● **Records**:
· · · · · · ·

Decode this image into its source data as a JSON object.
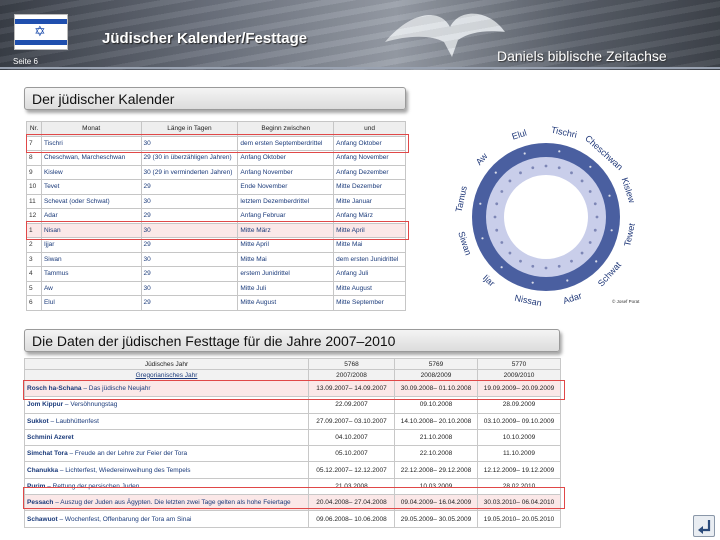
{
  "header": {
    "title": "Jüdischer Kalender/Festtage",
    "page_label": "Seite 6",
    "brand": "Daniels biblische Zeitachse"
  },
  "section1": {
    "heading": "Der jüdischer Kalender"
  },
  "month_table": {
    "columns": [
      "Nr.",
      "Monat",
      "Länge in Tagen",
      "Beginn zwischen",
      "und"
    ],
    "rows": [
      [
        "7",
        "Tischri",
        "30",
        "dem ersten Septemberdrittel",
        "Anfang Oktober"
      ],
      [
        "8",
        "Cheschwan, Marcheschwan",
        "29 (30 in überzähligen Jahren)",
        "Anfang Oktober",
        "Anfang November"
      ],
      [
        "9",
        "Kislew",
        "30 (29 in verminderten Jahren)",
        "Anfang November",
        "Anfang Dezember"
      ],
      [
        "10",
        "Tevet",
        "29",
        "Ende November",
        "Mitte Dezember"
      ],
      [
        "11",
        "Schevat (oder Schwat)",
        "30",
        "letztem Dezemberdrittel",
        "Mitte Januar"
      ],
      [
        "12",
        "Adar",
        "29",
        "Anfang Februar",
        "Anfang März"
      ],
      [
        "1",
        "Nisan",
        "30",
        "Mitte März",
        "Mitte April"
      ],
      [
        "2",
        "Ijjar",
        "29",
        "Mitte April",
        "Mitte Mai"
      ],
      [
        "3",
        "Siwan",
        "30",
        "Mitte Mai",
        "dem ersten Junidrittel"
      ],
      [
        "4",
        "Tammus",
        "29",
        "erstem Junidrittel",
        "Anfang Juli"
      ],
      [
        "5",
        "Aw",
        "30",
        "Mitte Juli",
        "Mitte August"
      ],
      [
        "6",
        "Elul",
        "29",
        "Mitte August",
        "Mitte September"
      ]
    ]
  },
  "wheel": {
    "months": [
      "Tischri",
      "Cheschwan",
      "Kislew",
      "Tewet",
      "Schwat",
      "Adar",
      "Nissan",
      "Ijar",
      "Siwan",
      "Tamus",
      "Aw",
      "Elul"
    ],
    "credit": "© Josef Porat",
    "colors": {
      "outer": "#4a5fa0",
      "middle": "#c9ceea",
      "inner": "#ffffff",
      "dots": "#dadde8"
    }
  },
  "section2": {
    "heading": "Die Daten der jüdischen Festtage für die Jahre 2007–2010"
  },
  "fest_table": {
    "header_row1": [
      "Jüdisches Jahr",
      "5768",
      "5769",
      "5770"
    ],
    "header_row2": [
      "Gregorianisches Jahr",
      "2007/2008",
      "2008/2009",
      "2009/2010"
    ],
    "rows": [
      {
        "name": "Rosch ha-Schana",
        "desc": " – Das jüdische Neujahr",
        "dates": [
          "13.09.2007– 14.09.2007",
          "30.09.2008– 01.10.2008",
          "19.09.2009– 20.09.2009"
        ],
        "highlight": true
      },
      {
        "name": "Jom Kippur",
        "desc": " – Versöhnungstag",
        "dates": [
          "22.09.2007",
          "09.10.2008",
          "28.09.2009"
        ],
        "highlight": false
      },
      {
        "name": "Sukkot",
        "desc": " – Laubhüttenfest",
        "dates": [
          "27.09.2007– 03.10.2007",
          "14.10.2008– 20.10.2008",
          "03.10.2009– 09.10.2009"
        ],
        "highlight": false
      },
      {
        "name": "Schmini Azeret",
        "desc": "",
        "dates": [
          "04.10.2007",
          "21.10.2008",
          "10.10.2009"
        ],
        "highlight": false
      },
      {
        "name": "Simchat Tora",
        "desc": " – Freude an der Lehre zur Feier der Tora",
        "dates": [
          "05.10.2007",
          "22.10.2008",
          "11.10.2009"
        ],
        "highlight": false
      },
      {
        "name": "Chanukka",
        "desc": " – Lichterfest, Wiedereinweihung des Tempels",
        "dates": [
          "05.12.2007– 12.12.2007",
          "22.12.2008– 29.12.2008",
          "12.12.2009– 19.12.2009"
        ],
        "highlight": false
      },
      {
        "name": "Purim",
        "desc": " – Rettung der persischen Juden",
        "dates": [
          "21.03.2008",
          "10.03.2009",
          "28.02.2010"
        ],
        "highlight": false
      },
      {
        "name": "Pessach",
        "desc": " – Auszug der Juden aus Ägypten. Die letzten zwei Tage gelten als hohe Feiertage",
        "dates": [
          "20.04.2008– 27.04.2008",
          "09.04.2009– 16.04.2009",
          "30.03.2010– 06.04.2010"
        ],
        "highlight": true
      },
      {
        "name": "Schawuot",
        "desc": " – Wochenfest, Offenbarung der Tora am Sinai",
        "dates": [
          "09.06.2008– 10.06.2008",
          "29.05.2009– 30.05.2009",
          "19.05.2010– 20.05.2010"
        ],
        "highlight": false
      }
    ]
  },
  "icons": {
    "return_button": "return-arrow-icon",
    "flag": "israel-flag-icon"
  }
}
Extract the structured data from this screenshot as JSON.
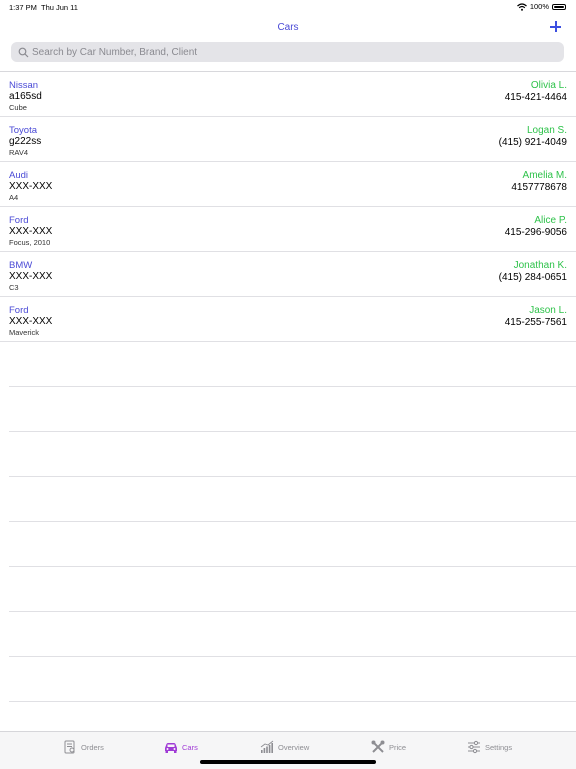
{
  "status_bar": {
    "time": "1:37 PM",
    "date": "Thu Jun 11",
    "battery": "100%"
  },
  "nav": {
    "title": "Cars"
  },
  "search": {
    "placeholder": "Search by Car Number, Brand, Client"
  },
  "cars": [
    {
      "brand": "Nissan",
      "plate": "a165sd",
      "model": "Cube",
      "client": "Olivia L.",
      "phone": "415-421-4464"
    },
    {
      "brand": "Toyota",
      "plate": "g222ss",
      "model": "RAV4",
      "client": "Logan S.",
      "phone": "(415) 921-4049"
    },
    {
      "brand": "Audi",
      "plate": "XXX-XXX",
      "model": "A4",
      "client": "Amelia M.",
      "phone": "4157778678"
    },
    {
      "brand": "Ford",
      "plate": "XXX-XXX",
      "model": "Focus, 2010",
      "client": "Alice P.",
      "phone": "415-296-9056"
    },
    {
      "brand": "BMW",
      "plate": "XXX-XXX",
      "model": "C3",
      "client": "Jonathan K.",
      "phone": "(415) 284-0651"
    },
    {
      "brand": "Ford",
      "plate": "XXX-XXX",
      "model": "Maverick",
      "client": "Jason L.",
      "phone": "415-255-7561"
    }
  ],
  "tabs": [
    {
      "label": "Orders",
      "icon": "orders-icon"
    },
    {
      "label": "Cars",
      "icon": "car-icon"
    },
    {
      "label": "Overview",
      "icon": "chart-icon"
    },
    {
      "label": "Price",
      "icon": "tools-icon"
    },
    {
      "label": "Settings",
      "icon": "sliders-icon"
    }
  ],
  "colors": {
    "accent": "#4a4ad6",
    "client": "#2ec24a",
    "active_tab": "#a03bd6"
  }
}
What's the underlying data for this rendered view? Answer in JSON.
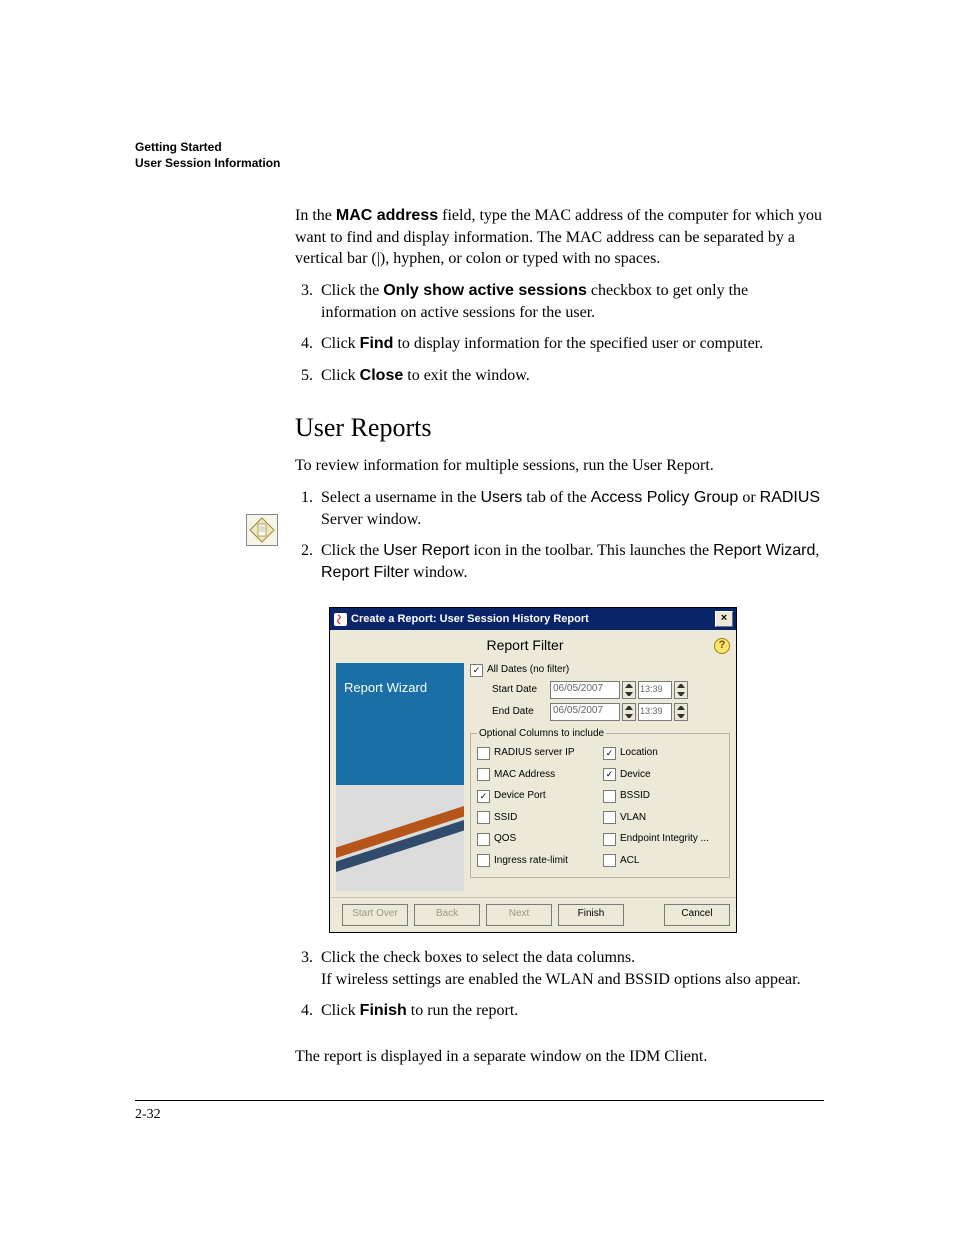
{
  "header": {
    "line1": "Getting Started",
    "line2": "User Session Information"
  },
  "intro_para": {
    "pre": "In the ",
    "bold": "MAC address",
    "post": " field, type the MAC address of the computer for which you want to find and display information. The MAC address can be separated by a vertical bar (|), hyphen, or colon or typed with no spaces."
  },
  "steps_a": {
    "s3": {
      "pre": "Click the ",
      "bold": "Only show active sessions",
      "post": " checkbox to get only the information on active sessions for the user."
    },
    "s4": {
      "pre": "Click ",
      "bold": "Find",
      "post": " to display information for the specified user or computer."
    },
    "s5": {
      "pre": "Click ",
      "bold": "Close",
      "post": " to exit the window."
    }
  },
  "section_title": "User Reports",
  "section_intro": "To review information for multiple sessions, run the User Report.",
  "steps_b": {
    "s1": {
      "t1": "Select a username in the ",
      "u1": "Users",
      "t2": " tab of the ",
      "u2": "Access Policy Group",
      "t3": " or ",
      "u3": "RADIUS",
      "t4": " Server window."
    },
    "s2": {
      "t1": "Click the ",
      "u1": "User Report",
      "t2": " icon in the toolbar. This launches the ",
      "u2": "Report Wizard",
      "t3": ", ",
      "u3": "Report Filter",
      "t4": " window."
    },
    "s3": {
      "line1": "Click the check boxes to select the data columns.",
      "line2": "If wireless settings are enabled the WLAN and BSSID options also appear."
    },
    "s4": {
      "pre": "Click ",
      "bold": "Finish",
      "post": " to run the report."
    }
  },
  "closing": "The report is displayed in a separate window on the IDM Client.",
  "wizard": {
    "title": "Create a Report: User Session History Report",
    "subtitle": "Report Filter",
    "left_title": "Report Wizard",
    "all_dates": "All Dates (no filter)",
    "start_date_label": "Start Date",
    "end_date_label": "End Date",
    "start_date": "06/05/2007",
    "start_time": "13:39",
    "end_date": "06/05/2007",
    "end_time": "13:39",
    "fieldset": "Optional Columns to include",
    "cols": {
      "radius": "RADIUS server IP",
      "location": "Location",
      "mac": "MAC Address",
      "device": "Device",
      "deviceport": "Device Port",
      "bssid": "BSSID",
      "ssid": "SSID",
      "vlan": "VLAN",
      "qos": "QOS",
      "endpoint": "Endpoint Integrity ...",
      "ingress": "Ingress rate-limit",
      "acl": "ACL"
    },
    "buttons": {
      "startover": "Start Over",
      "back": "Back",
      "next": "Next",
      "finish": "Finish",
      "cancel": "Cancel"
    }
  },
  "page_number": "2-32"
}
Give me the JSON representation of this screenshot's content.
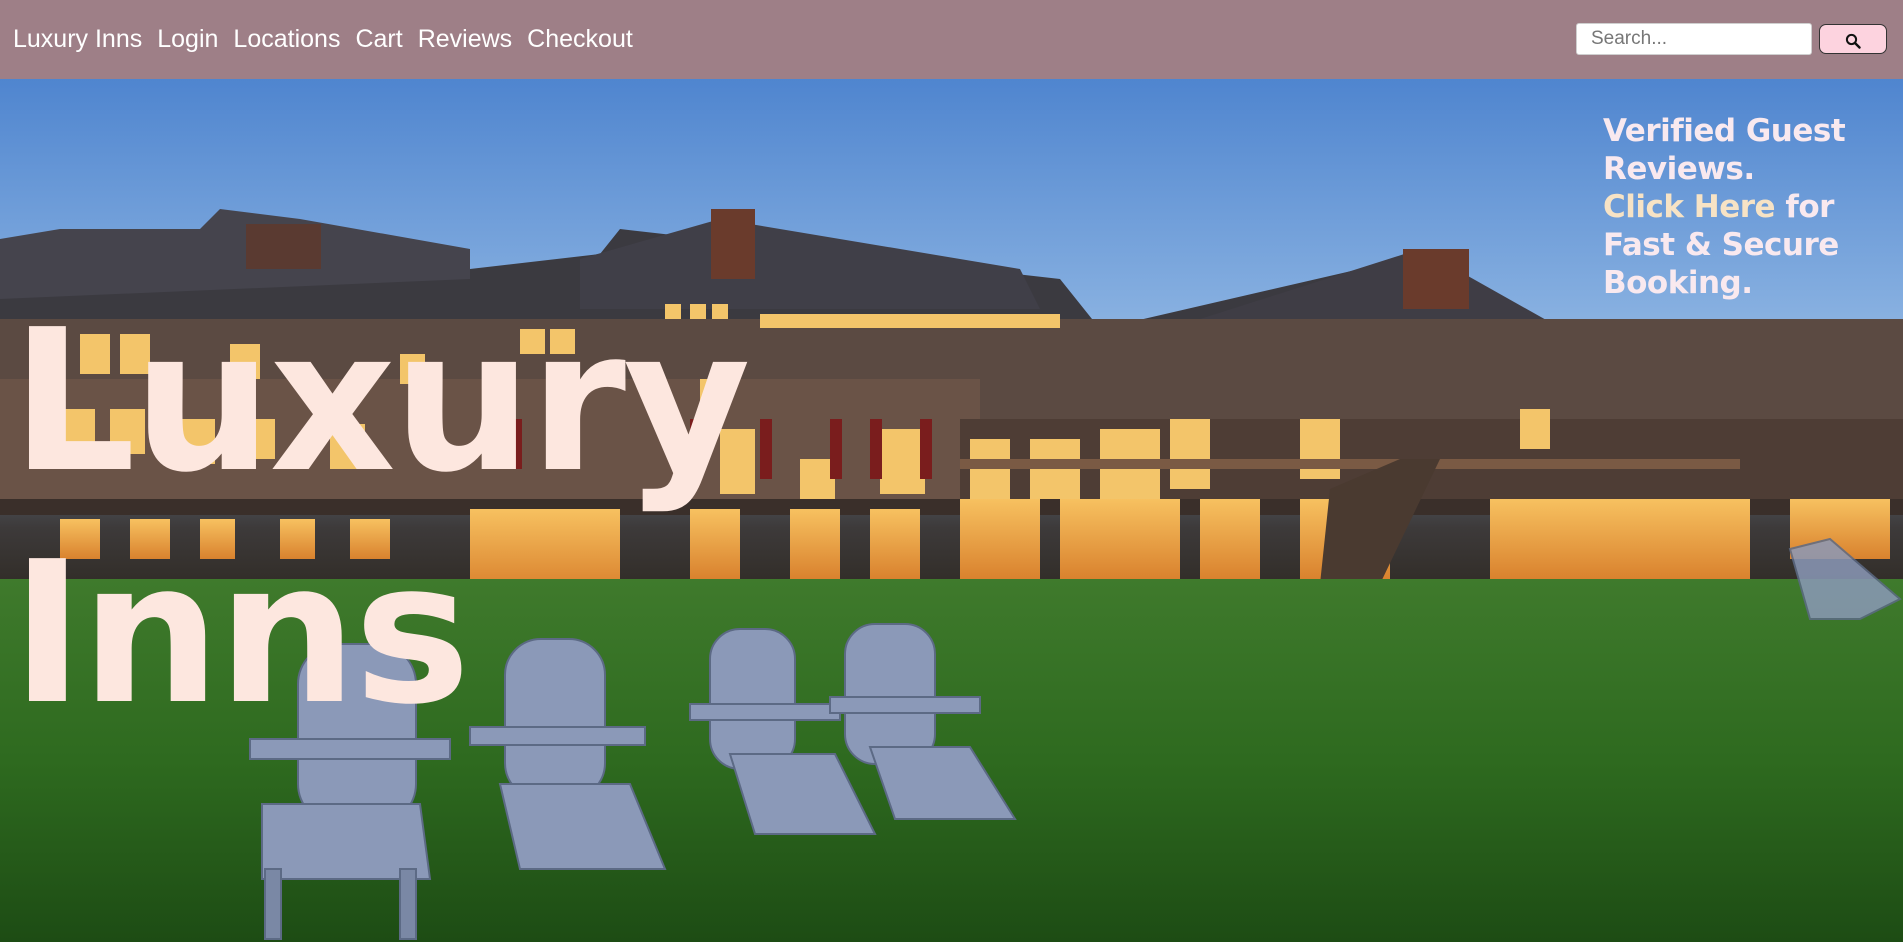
{
  "nav": {
    "links": [
      "Luxury Inns",
      "Login",
      "Locations",
      "Cart",
      "Reviews",
      "Checkout"
    ]
  },
  "search": {
    "placeholder": "Search...",
    "button_icon": "search-icon"
  },
  "hero": {
    "title_line1": "Luxury",
    "title_line2": "Inns",
    "promo_line1": "Verified Guest",
    "promo_line2": "Reviews.",
    "promo_link": "Click Here",
    "promo_rest": " for Fast & Secure Booking.",
    "image": "hotel-exterior-at-dusk-with-adirondack-chairs"
  },
  "colors": {
    "navbar": "#9e7f87",
    "title": "#fde7df",
    "promo": "#f9e9ef",
    "promo_link": "#f7e3c5",
    "search_button": "#fdd3df"
  }
}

· · · · · · ·

● **Problem description**: Starting at the line that holds "Give me the", repeat every line through the end of the listing exactly as written, skipping any picture.

● **Output**:
Give me the JSON representation of this screenshot's content.
{
  "nav": {
    "links": [
      "Luxury Inns",
      "Login",
      "Locations",
      "Cart",
      "Reviews",
      "Checkout"
    ]
  },
  "search": {
    "placeholder": "Search...",
    "button_icon": "search-icon"
  },
  "hero": {
    "title_line1": "Luxury",
    "title_line2": "Inns",
    "promo_line1": "Verified Guest",
    "promo_line2": "Reviews.",
    "promo_link": "Click Here",
    "promo_rest": " for Fast & Secure Booking.",
    "image": "hotel-exterior-at-dusk-with-adirondack-chairs"
  },
  "colors": {
    "navbar": "#9e7f87",
    "title": "#fde7df",
    "promo": "#f9e9ef",
    "promo_link": "#f7e3c5",
    "search_button": "#fdd3df"
  }
}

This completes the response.